Begin
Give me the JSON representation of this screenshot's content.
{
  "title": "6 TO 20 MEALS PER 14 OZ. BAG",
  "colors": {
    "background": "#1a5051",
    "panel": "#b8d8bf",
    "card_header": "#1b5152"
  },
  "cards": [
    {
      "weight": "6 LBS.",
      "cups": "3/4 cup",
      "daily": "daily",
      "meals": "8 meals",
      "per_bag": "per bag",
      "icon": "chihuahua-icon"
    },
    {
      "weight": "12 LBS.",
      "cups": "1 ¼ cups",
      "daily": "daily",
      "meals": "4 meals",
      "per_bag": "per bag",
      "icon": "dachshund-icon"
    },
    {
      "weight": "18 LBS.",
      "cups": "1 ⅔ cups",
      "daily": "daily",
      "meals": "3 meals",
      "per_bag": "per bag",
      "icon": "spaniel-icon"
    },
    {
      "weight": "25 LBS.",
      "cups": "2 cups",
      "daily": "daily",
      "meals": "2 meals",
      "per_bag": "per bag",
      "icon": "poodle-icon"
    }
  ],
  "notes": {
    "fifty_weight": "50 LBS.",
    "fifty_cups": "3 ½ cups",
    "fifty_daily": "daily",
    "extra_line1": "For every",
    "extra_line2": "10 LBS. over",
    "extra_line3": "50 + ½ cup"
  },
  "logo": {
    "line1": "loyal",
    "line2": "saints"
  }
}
End
Take the listing above and set it down exactly.

Give me the JSON representation of this screenshot's content.
{
  "title": "6 TO 20 MEALS PER 14 OZ. BAG",
  "colors": {
    "background": "#1a5051",
    "panel": "#b8d8bf",
    "card_header": "#1b5152"
  },
  "cards": [
    {
      "weight": "6 LBS.",
      "cups": "3/4 cup",
      "daily": "daily",
      "meals": "8 meals",
      "per_bag": "per bag",
      "icon": "chihuahua-icon"
    },
    {
      "weight": "12 LBS.",
      "cups": "1 ¼ cups",
      "daily": "daily",
      "meals": "4 meals",
      "per_bag": "per bag",
      "icon": "dachshund-icon"
    },
    {
      "weight": "18 LBS.",
      "cups": "1 ⅔ cups",
      "daily": "daily",
      "meals": "3 meals",
      "per_bag": "per bag",
      "icon": "spaniel-icon"
    },
    {
      "weight": "25 LBS.",
      "cups": "2 cups",
      "daily": "daily",
      "meals": "2 meals",
      "per_bag": "per bag",
      "icon": "poodle-icon"
    }
  ],
  "notes": {
    "fifty_weight": "50 LBS.",
    "fifty_cups": "3 ½ cups",
    "fifty_daily": "daily",
    "extra_line1": "For every",
    "extra_line2": "10 LBS. over",
    "extra_line3": "50 + ½ cup"
  },
  "logo": {
    "line1": "loyal",
    "line2": "saints"
  }
}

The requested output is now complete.